■ **Work to do**
Pictures should be excluded; otherwise, copy every entry exactly.
### Material for this task
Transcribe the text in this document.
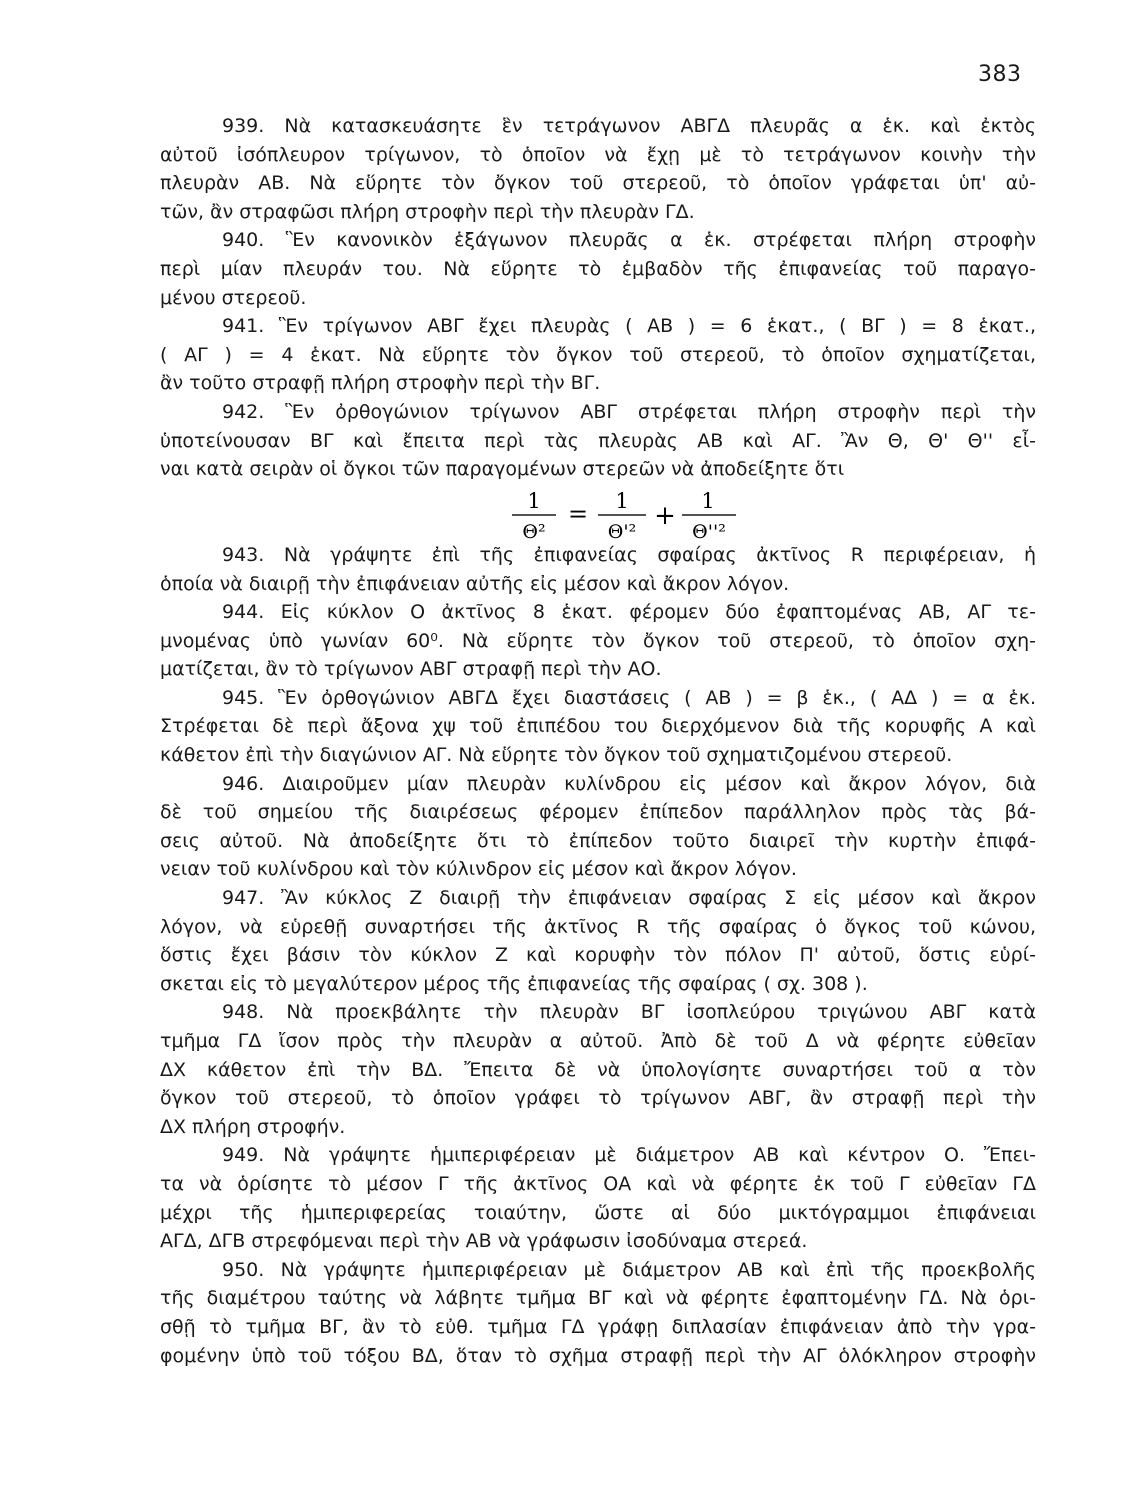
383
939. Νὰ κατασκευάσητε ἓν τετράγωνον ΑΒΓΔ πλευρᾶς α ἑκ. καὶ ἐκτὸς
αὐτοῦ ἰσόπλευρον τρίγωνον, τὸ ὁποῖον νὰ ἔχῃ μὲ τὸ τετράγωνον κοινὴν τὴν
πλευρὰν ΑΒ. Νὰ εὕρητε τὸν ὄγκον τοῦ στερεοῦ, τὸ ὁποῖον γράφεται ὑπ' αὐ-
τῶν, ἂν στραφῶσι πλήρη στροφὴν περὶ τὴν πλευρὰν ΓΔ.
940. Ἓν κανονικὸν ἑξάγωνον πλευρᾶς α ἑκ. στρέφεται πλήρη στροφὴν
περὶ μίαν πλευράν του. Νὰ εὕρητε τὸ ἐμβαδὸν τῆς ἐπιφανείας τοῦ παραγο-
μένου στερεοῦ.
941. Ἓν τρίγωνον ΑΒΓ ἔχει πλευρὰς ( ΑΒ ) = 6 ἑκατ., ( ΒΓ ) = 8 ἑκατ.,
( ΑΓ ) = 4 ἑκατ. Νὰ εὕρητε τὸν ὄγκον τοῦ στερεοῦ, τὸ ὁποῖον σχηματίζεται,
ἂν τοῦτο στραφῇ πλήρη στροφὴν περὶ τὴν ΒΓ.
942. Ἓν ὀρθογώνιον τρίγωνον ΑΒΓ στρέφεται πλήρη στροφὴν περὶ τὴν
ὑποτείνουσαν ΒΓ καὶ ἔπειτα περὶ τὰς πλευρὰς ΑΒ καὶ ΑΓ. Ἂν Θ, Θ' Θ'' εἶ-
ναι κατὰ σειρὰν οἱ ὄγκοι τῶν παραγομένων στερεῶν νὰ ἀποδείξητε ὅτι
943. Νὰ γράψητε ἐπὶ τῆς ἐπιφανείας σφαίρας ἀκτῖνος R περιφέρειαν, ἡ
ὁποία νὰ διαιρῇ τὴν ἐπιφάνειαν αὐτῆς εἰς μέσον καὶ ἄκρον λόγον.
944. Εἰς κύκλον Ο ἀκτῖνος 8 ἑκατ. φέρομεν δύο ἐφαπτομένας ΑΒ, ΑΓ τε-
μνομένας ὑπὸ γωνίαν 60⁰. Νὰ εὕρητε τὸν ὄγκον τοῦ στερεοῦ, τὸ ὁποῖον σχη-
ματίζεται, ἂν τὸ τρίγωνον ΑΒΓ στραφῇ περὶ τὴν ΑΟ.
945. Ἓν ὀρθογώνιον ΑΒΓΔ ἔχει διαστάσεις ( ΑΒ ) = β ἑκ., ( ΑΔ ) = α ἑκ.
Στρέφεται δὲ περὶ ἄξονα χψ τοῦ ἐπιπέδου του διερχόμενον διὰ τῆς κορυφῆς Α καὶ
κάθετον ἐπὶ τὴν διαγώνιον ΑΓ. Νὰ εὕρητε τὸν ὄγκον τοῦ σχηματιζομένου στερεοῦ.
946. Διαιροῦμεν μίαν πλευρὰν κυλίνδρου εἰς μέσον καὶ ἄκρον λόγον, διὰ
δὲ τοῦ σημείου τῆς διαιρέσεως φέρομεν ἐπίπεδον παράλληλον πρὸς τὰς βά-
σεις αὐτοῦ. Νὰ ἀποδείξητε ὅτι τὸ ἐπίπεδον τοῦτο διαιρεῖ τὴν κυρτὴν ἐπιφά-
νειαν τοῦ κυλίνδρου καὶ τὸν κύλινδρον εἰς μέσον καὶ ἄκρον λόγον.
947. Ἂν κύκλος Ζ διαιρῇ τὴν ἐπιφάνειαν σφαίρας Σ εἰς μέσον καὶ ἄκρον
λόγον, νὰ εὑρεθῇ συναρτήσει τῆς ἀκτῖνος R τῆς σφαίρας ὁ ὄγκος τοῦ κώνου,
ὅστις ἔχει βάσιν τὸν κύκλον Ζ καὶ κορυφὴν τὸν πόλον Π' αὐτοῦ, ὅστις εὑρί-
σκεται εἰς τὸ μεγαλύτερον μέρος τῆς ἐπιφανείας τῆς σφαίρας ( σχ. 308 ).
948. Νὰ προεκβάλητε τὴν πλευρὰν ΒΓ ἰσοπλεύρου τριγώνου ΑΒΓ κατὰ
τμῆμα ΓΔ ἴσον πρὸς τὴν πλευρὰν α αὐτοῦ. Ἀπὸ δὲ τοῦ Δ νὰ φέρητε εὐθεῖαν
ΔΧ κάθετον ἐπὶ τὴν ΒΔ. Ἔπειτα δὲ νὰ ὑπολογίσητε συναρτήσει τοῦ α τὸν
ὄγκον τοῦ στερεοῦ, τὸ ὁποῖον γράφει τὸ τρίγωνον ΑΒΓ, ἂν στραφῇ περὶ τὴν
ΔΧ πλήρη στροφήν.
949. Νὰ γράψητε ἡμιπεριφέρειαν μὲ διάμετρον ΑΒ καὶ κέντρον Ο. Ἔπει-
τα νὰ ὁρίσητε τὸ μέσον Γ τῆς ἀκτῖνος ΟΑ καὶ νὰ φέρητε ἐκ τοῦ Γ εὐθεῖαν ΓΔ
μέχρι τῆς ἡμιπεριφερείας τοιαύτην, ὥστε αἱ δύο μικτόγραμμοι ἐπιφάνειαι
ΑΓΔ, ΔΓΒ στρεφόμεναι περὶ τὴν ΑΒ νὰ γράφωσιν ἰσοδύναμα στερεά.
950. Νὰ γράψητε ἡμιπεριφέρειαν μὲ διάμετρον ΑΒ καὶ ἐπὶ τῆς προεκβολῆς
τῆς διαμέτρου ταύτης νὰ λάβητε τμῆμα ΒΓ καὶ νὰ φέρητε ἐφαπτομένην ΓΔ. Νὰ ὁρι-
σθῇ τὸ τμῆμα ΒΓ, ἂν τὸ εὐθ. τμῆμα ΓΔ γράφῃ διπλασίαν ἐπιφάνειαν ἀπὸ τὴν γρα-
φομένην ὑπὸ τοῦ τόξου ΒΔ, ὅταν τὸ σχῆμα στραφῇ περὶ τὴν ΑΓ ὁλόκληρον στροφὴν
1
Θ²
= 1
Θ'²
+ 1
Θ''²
######
■ **Task answer**
Transcribe the text in this document.
383
939. Νὰ κατασκευάσητε ἓν τετράγωνον ΑΒΓΔ πλευρᾶς α ἑκ. καὶ ἐκτὸς
αὐτοῦ ἰσόπλευρον τρίγωνον, τὸ ὁποῖον νὰ ἔχῃ μὲ τὸ τετράγωνον κοινὴν τὴν
πλευρὰν ΑΒ. Νὰ εὕρητε τὸν ὄγκον τοῦ στερεοῦ, τὸ ὁποῖον γράφεται ὑπ' αὐ-
τῶν, ἂν στραφῶσι πλήρη στροφὴν περὶ τὴν πλευρὰν ΓΔ.
940. Ἓν κανονικὸν ἑξάγωνον πλευρᾶς α ἑκ. στρέφεται πλήρη στροφὴν
περὶ μίαν πλευράν του. Νὰ εὕρητε τὸ ἐμβαδὸν τῆς ἐπιφανείας τοῦ παραγο-
μένου στερεοῦ.
941. Ἓν τρίγωνον ΑΒΓ ἔχει πλευρὰς ( ΑΒ ) = 6 ἑκατ., ( ΒΓ ) = 8 ἑκατ.,
( ΑΓ ) = 4 ἑκατ. Νὰ εὕρητε τὸν ὄγκον τοῦ στερεοῦ, τὸ ὁποῖον σχηματίζεται,
ἂν τοῦτο στραφῇ πλήρη στροφὴν περὶ τὴν ΒΓ.
942. Ἓν ὀρθογώνιον τρίγωνον ΑΒΓ στρέφεται πλήρη στροφὴν περὶ τὴν
ὑποτείνουσαν ΒΓ καὶ ἔπειτα περὶ τὰς πλευρὰς ΑΒ καὶ ΑΓ. Ἂν Θ, Θ' Θ'' εἶ-
ναι κατὰ σειρὰν οἱ ὄγκοι τῶν παραγομένων στερεῶν νὰ ἀποδείξητε ὅτι
943. Νὰ γράψητε ἐπὶ τῆς ἐπιφανείας σφαίρας ἀκτῖνος R περιφέρειαν, ἡ
ὁποία νὰ διαιρῇ τὴν ἐπιφάνειαν αὐτῆς εἰς μέσον καὶ ἄκρον λόγον.
944. Εἰς κύκλον Ο ἀκτῖνος 8 ἑκατ. φέρομεν δύο ἐφαπτομένας ΑΒ, ΑΓ τε-
μνομένας ὑπὸ γωνίαν 60⁰. Νὰ εὕρητε τὸν ὄγκον τοῦ στερεοῦ, τὸ ὁποῖον σχη-
ματίζεται, ἂν τὸ τρίγωνον ΑΒΓ στραφῇ περὶ τὴν ΑΟ.
945. Ἓν ὀρθογώνιον ΑΒΓΔ ἔχει διαστάσεις ( ΑΒ ) = β ἑκ., ( ΑΔ ) = α ἑκ.
Στρέφεται δὲ περὶ ἄξονα χψ τοῦ ἐπιπέδου του διερχόμενον διὰ τῆς κορυφῆς Α καὶ
κάθετον ἐπὶ τὴν διαγώνιον ΑΓ. Νὰ εὕρητε τὸν ὄγκον τοῦ σχηματιζομένου στερεοῦ.
946. Διαιροῦμεν μίαν πλευρὰν κυλίνδρου εἰς μέσον καὶ ἄκρον λόγον, διὰ
δὲ τοῦ σημείου τῆς διαιρέσεως φέρομεν ἐπίπεδον παράλληλον πρὸς τὰς βά-
σεις αὐτοῦ. Νὰ ἀποδείξητε ὅτι τὸ ἐπίπεδον τοῦτο διαιρεῖ τὴν κυρτὴν ἐπιφά-
νειαν τοῦ κυλίνδρου καὶ τὸν κύλινδρον εἰς μέσον καὶ ἄκρον λόγον.
947. Ἂν κύκλος Ζ διαιρῇ τὴν ἐπιφάνειαν σφαίρας Σ εἰς μέσον καὶ ἄκρον
λόγον, νὰ εὑρεθῇ συναρτήσει τῆς ἀκτῖνος R τῆς σφαίρας ὁ ὄγκος τοῦ κώνου,
ὅστις ἔχει βάσιν τὸν κύκλον Ζ καὶ κορυφὴν τὸν πόλον Π' αὐτοῦ, ὅστις εὑρί-
σκεται εἰς τὸ μεγαλύτερον μέρος τῆς ἐπιφανείας τῆς σφαίρας ( σχ. 308 ).
948. Νὰ προεκβάλητε τὴν πλευρὰν ΒΓ ἰσοπλεύρου τριγώνου ΑΒΓ κατὰ
τμῆμα ΓΔ ἴσον πρὸς τὴν πλευρὰν α αὐτοῦ. Ἀπὸ δὲ τοῦ Δ νὰ φέρητε εὐθεῖαν
ΔΧ κάθετον ἐπὶ τὴν ΒΔ. Ἔπειτα δὲ νὰ ὑπολογίσητε συναρτήσει τοῦ α τὸν
ὄγκον τοῦ στερεοῦ, τὸ ὁποῖον γράφει τὸ τρίγωνον ΑΒΓ, ἂν στραφῇ περὶ τὴν
ΔΧ πλήρη στροφήν.
949. Νὰ γράψητε ἡμιπεριφέρειαν μὲ διάμετρον ΑΒ καὶ κέντρον Ο. Ἔπει-
τα νὰ ὁρίσητε τὸ μέσον Γ τῆς ἀκτῖνος ΟΑ καὶ νὰ φέρητε ἐκ τοῦ Γ εὐθεῖαν ΓΔ
μέχρι τῆς ἡμιπεριφερείας τοιαύτην, ὥστε αἱ δύο μικτόγραμμοι ἐπιφάνειαι
ΑΓΔ, ΔΓΒ στρεφόμεναι περὶ τὴν ΑΒ νὰ γράφωσιν ἰσοδύναμα στερεά.
950. Νὰ γράψητε ἡμιπεριφέρειαν μὲ διάμετρον ΑΒ καὶ ἐπὶ τῆς προεκβολῆς
τῆς διαμέτρου ταύτης νὰ λάβητε τμῆμα ΒΓ καὶ νὰ φέρητε ἐφαπτομένην ΓΔ. Νὰ ὁρι-
σθῇ τὸ τμῆμα ΒΓ, ἂν τὸ εὐθ. τμῆμα ΓΔ γράφῃ διπλασίαν ἐπιφάνειαν ἀπὸ τὴν γρα-
φομένην ὑπὸ τοῦ τόξου ΒΔ, ὅταν τὸ σχῆμα στραφῇ περὶ τὴν ΑΓ ὁλόκληρον στροφὴν
1
Θ²
= 1
Θ'²
+ 1
Θ''²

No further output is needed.